#### GIVEN INSTRUCTION
Go through the material and pull out every line with the string "transform" in it.

━━━━━━━━━━━━━━━━━━━━━━━━━━━━━━

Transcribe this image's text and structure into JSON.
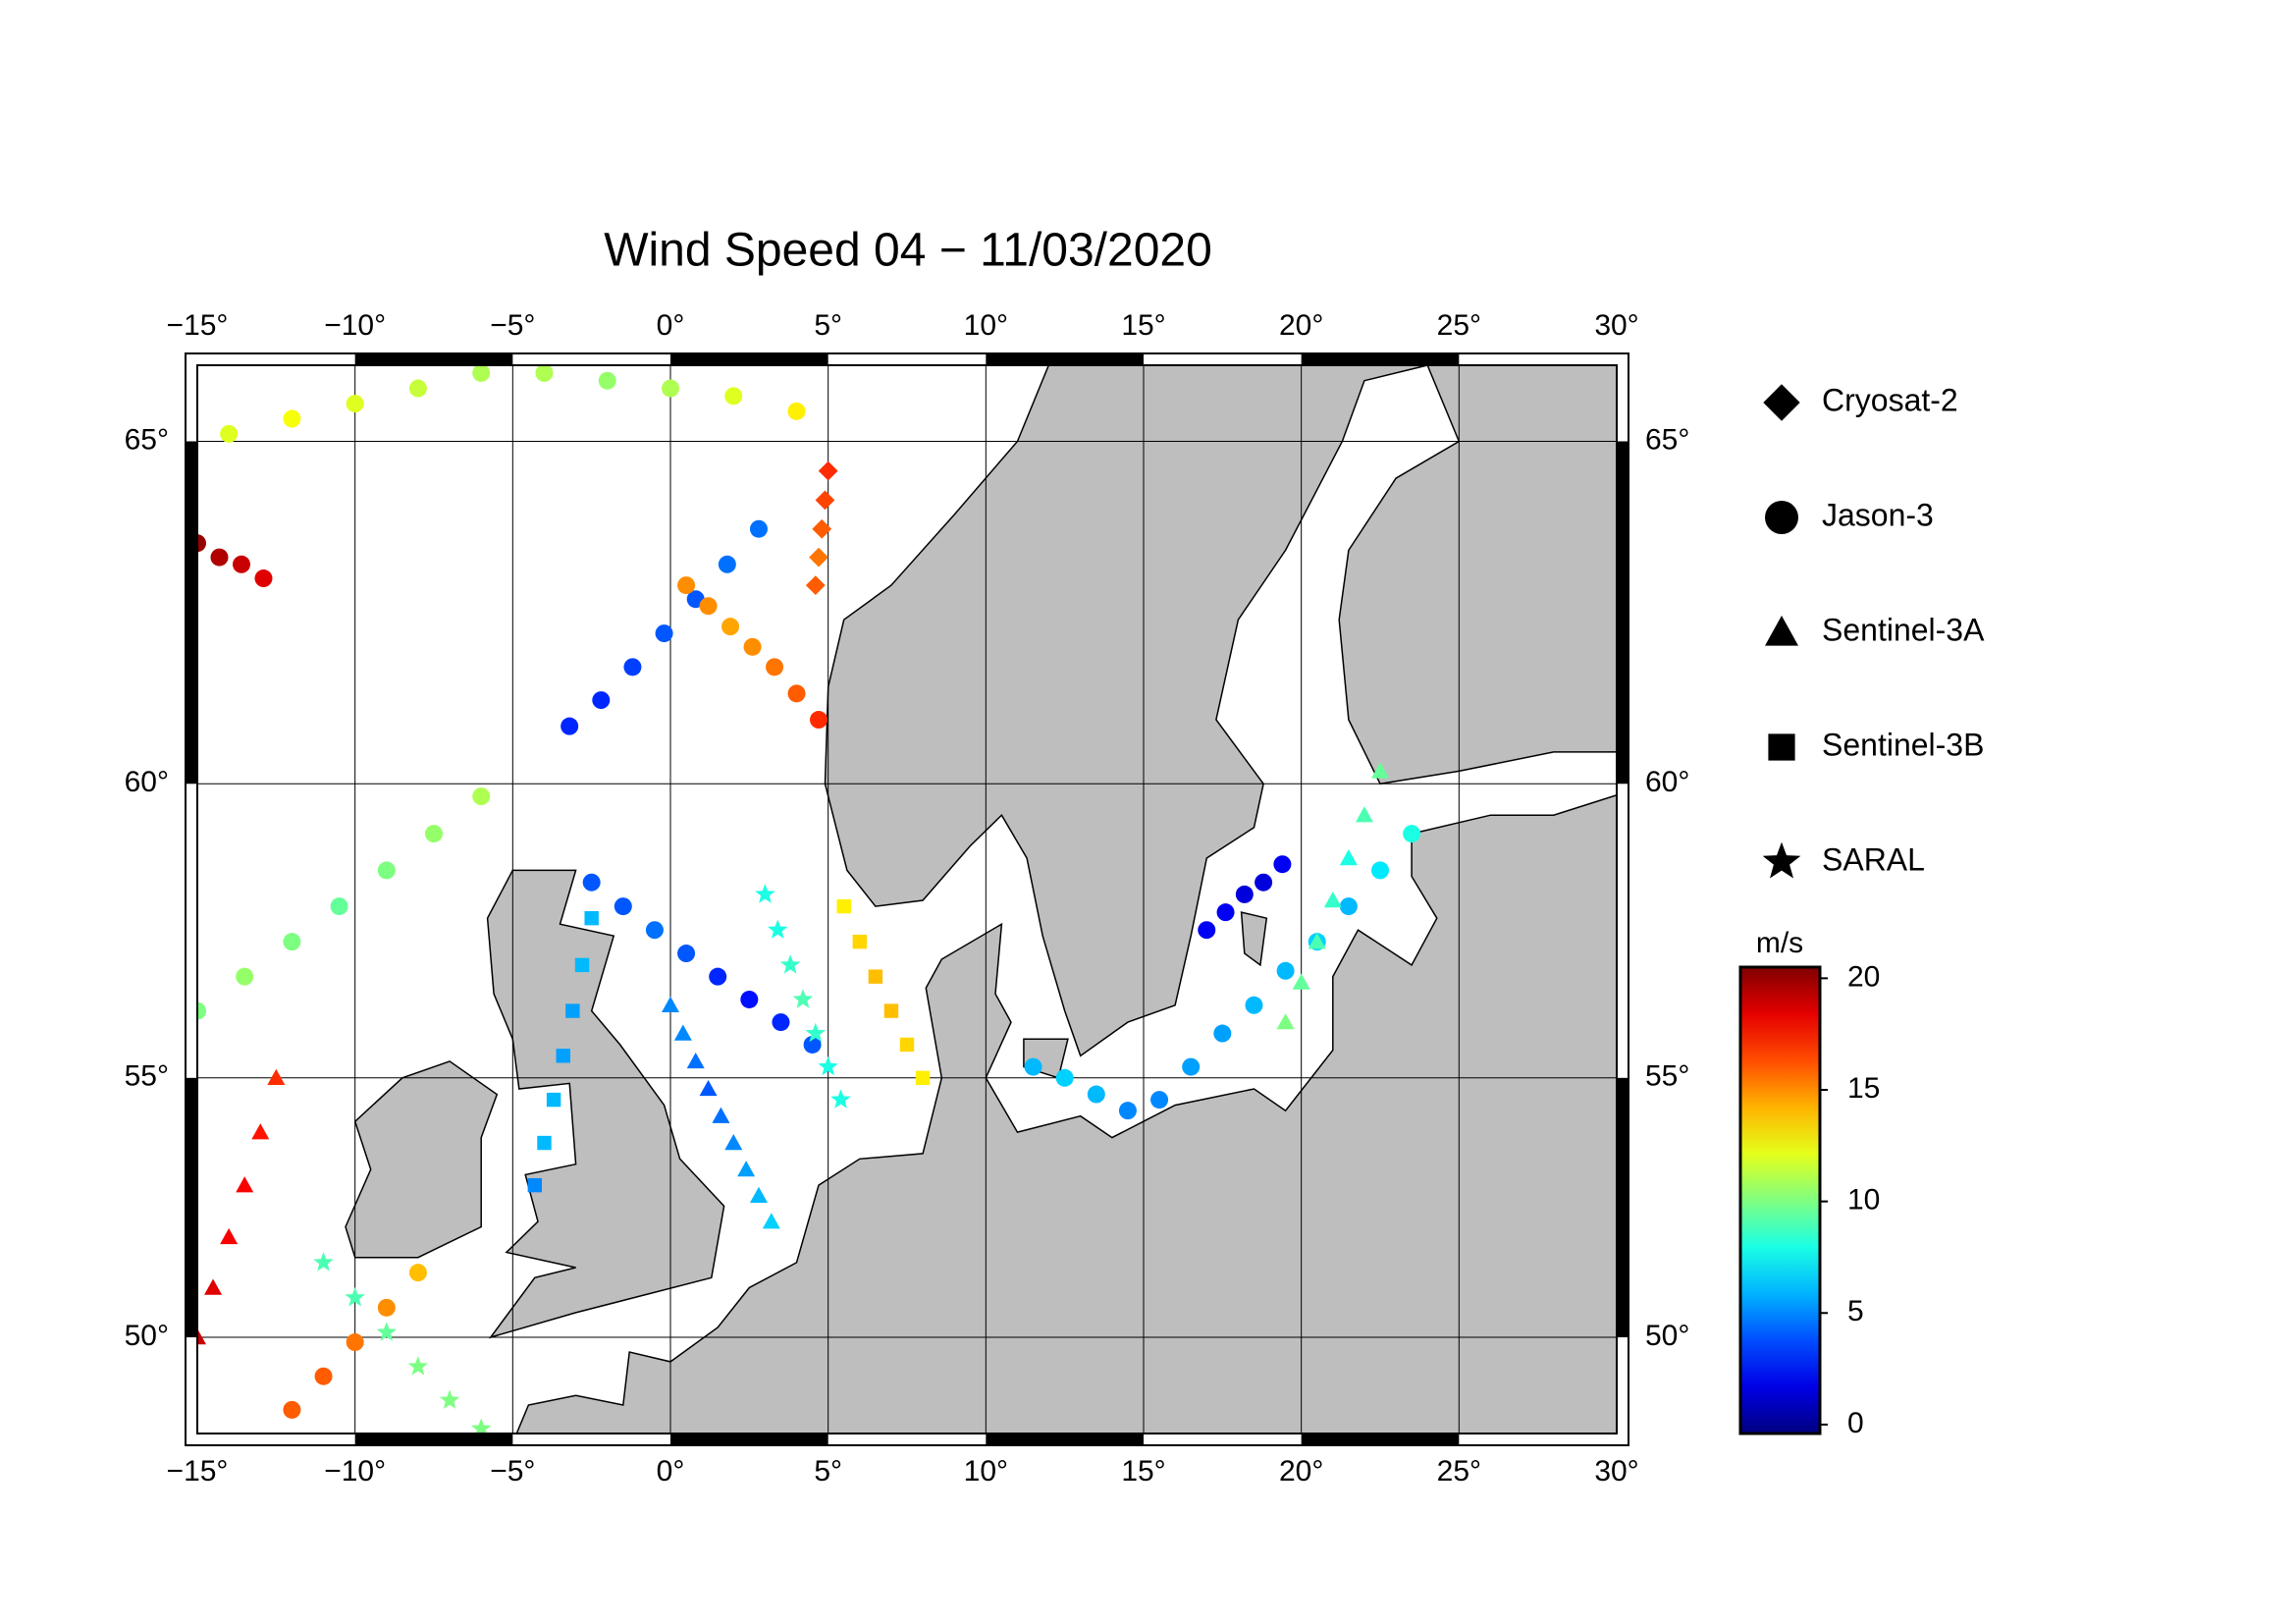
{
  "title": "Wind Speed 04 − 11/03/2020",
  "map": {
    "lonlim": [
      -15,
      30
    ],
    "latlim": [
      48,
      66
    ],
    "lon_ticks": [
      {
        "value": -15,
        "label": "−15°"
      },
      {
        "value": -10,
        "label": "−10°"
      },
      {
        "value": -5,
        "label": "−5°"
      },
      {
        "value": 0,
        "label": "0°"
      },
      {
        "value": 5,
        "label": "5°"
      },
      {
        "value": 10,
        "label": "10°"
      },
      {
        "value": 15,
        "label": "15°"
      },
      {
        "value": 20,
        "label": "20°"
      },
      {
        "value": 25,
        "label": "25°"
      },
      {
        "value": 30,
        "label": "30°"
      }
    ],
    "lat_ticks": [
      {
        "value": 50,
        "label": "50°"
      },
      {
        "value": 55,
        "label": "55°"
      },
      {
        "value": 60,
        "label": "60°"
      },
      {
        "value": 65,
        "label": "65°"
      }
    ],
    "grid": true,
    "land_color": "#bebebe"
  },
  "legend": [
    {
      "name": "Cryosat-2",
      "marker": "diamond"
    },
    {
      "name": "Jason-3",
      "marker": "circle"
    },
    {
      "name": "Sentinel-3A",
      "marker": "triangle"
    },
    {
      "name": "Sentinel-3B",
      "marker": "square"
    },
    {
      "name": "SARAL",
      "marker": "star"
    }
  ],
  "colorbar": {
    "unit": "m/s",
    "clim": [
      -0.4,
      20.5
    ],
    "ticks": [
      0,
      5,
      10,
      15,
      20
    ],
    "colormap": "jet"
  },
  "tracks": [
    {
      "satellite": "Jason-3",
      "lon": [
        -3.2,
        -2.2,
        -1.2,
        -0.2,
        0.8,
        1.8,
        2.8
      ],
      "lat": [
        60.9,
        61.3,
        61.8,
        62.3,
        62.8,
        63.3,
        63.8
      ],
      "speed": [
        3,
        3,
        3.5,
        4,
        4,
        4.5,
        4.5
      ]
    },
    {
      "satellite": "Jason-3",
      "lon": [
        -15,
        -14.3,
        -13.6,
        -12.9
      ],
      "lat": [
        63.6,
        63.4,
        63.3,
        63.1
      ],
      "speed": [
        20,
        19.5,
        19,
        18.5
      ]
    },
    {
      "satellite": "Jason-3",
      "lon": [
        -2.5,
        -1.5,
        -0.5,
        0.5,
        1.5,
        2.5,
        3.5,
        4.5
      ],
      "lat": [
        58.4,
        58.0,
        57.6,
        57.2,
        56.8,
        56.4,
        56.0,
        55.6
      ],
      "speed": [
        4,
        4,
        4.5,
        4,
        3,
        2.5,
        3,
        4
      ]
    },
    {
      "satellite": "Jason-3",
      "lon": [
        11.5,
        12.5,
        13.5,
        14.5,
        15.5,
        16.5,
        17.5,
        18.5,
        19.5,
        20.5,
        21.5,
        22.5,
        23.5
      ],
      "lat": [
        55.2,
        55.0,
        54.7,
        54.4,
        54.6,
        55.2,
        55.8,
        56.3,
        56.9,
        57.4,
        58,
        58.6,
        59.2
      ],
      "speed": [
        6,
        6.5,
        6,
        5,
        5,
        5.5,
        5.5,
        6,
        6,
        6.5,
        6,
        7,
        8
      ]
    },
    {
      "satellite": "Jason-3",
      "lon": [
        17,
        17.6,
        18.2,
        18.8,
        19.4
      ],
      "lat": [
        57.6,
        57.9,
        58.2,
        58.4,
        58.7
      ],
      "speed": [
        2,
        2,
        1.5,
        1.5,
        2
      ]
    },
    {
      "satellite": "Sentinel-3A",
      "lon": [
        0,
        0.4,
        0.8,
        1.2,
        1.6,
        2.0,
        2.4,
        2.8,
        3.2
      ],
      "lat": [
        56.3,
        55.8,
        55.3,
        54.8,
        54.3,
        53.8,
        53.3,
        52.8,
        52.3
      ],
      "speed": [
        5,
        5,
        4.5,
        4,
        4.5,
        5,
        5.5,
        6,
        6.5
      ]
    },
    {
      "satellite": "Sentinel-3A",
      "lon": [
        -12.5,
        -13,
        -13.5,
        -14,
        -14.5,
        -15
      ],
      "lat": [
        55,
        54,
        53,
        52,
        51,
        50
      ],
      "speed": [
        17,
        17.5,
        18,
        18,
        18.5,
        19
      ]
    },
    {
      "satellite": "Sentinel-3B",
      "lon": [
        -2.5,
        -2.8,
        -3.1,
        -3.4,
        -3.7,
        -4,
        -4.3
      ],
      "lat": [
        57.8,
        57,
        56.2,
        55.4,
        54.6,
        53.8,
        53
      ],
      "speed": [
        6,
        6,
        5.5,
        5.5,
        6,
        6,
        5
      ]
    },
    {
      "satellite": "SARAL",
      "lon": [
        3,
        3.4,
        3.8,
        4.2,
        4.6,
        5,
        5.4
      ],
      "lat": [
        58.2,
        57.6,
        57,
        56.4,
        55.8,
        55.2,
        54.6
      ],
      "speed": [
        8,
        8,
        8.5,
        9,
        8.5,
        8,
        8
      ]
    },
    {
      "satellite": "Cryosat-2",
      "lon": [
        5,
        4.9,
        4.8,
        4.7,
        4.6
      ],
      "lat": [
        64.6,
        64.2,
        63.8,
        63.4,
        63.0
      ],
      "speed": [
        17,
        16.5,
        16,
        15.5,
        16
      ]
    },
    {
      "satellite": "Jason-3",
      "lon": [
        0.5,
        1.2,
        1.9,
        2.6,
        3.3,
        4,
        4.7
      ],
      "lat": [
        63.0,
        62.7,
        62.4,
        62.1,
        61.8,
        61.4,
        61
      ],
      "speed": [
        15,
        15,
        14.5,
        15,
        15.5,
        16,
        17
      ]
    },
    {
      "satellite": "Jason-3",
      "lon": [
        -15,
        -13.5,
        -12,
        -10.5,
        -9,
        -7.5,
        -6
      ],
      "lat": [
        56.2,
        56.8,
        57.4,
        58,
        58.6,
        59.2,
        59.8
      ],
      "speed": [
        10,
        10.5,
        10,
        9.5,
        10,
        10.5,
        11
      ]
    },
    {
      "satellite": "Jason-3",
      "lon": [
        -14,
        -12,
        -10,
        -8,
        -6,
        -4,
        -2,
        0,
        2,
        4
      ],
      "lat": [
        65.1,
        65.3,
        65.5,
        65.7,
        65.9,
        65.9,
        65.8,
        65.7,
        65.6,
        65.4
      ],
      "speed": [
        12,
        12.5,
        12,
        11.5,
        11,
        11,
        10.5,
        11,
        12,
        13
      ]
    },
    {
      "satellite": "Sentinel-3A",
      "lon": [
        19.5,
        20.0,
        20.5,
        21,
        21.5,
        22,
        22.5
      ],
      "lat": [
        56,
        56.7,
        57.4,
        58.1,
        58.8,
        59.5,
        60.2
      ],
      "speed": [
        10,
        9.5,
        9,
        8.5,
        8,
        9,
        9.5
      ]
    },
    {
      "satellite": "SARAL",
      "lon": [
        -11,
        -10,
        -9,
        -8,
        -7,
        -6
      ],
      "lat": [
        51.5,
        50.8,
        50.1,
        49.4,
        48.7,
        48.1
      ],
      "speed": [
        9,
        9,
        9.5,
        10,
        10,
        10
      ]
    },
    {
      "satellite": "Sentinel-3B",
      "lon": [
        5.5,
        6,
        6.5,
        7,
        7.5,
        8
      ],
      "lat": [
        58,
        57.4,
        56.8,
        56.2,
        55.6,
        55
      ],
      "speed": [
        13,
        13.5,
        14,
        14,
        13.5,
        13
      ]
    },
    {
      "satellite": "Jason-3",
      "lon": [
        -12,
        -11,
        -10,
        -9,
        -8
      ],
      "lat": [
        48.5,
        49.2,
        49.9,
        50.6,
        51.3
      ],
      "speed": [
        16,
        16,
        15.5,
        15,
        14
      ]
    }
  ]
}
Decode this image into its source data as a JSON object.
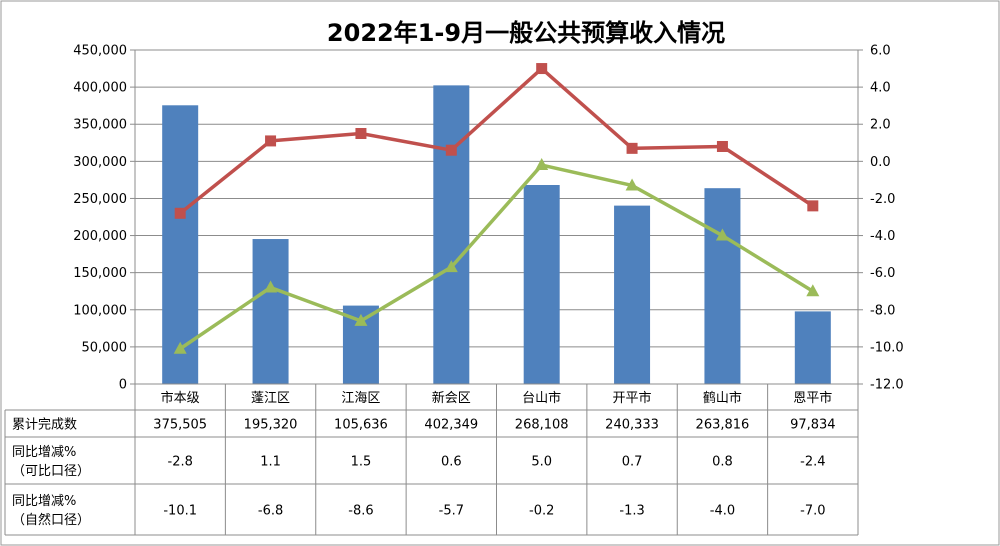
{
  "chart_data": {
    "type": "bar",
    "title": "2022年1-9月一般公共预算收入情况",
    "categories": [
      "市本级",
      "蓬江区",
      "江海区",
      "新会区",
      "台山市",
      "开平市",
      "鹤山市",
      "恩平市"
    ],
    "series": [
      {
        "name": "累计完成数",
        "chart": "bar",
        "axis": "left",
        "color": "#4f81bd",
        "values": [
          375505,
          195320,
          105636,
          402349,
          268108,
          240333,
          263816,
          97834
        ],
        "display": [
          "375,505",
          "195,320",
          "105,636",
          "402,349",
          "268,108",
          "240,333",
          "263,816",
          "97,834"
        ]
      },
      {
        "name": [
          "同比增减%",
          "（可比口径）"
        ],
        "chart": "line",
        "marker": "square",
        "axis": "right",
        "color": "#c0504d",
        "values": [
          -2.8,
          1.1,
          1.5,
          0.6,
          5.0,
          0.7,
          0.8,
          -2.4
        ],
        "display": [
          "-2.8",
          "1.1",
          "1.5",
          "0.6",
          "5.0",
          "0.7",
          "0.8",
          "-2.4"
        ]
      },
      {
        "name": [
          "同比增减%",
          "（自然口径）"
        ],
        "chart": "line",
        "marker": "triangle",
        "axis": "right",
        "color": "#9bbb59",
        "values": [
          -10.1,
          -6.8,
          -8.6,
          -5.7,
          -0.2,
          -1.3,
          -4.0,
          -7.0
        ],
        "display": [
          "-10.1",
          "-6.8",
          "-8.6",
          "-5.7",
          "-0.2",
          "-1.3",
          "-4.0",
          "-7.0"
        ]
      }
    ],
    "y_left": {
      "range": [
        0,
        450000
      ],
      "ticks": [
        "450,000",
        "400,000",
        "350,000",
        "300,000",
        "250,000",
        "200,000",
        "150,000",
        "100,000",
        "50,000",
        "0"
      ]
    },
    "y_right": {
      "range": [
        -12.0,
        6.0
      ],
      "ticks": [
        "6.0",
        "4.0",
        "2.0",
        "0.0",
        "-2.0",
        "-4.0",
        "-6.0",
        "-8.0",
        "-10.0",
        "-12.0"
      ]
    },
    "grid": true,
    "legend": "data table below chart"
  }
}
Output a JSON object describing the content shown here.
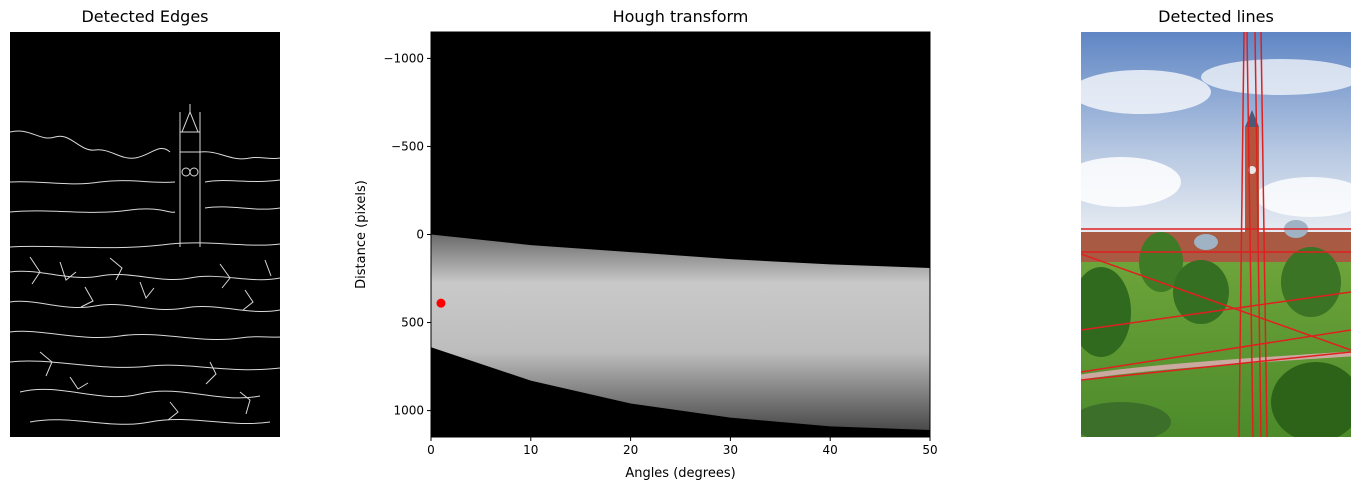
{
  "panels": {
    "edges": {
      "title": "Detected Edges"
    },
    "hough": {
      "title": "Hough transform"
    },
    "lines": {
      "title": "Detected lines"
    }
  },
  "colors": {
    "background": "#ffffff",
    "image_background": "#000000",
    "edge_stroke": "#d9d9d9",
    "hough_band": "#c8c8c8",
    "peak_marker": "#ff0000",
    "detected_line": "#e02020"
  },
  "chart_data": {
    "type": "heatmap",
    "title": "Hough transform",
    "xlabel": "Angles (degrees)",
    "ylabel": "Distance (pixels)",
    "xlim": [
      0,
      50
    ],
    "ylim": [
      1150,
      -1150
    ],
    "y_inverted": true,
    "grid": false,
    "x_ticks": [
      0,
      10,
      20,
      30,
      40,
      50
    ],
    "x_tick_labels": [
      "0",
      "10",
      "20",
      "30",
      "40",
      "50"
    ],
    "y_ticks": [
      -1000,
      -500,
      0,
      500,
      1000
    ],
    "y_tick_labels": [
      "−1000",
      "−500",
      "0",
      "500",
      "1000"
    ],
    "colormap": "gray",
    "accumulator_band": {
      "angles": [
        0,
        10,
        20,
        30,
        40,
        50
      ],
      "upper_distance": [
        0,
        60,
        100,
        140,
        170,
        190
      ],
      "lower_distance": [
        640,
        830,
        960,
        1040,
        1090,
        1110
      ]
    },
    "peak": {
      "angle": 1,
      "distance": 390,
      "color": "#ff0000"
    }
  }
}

━━━━━━━━━━━━━━━━━━━━━━━━━━━━━━

#### EXPECTED OUTPUT
      "title": "Hough transform"
    "title": "Hough transform",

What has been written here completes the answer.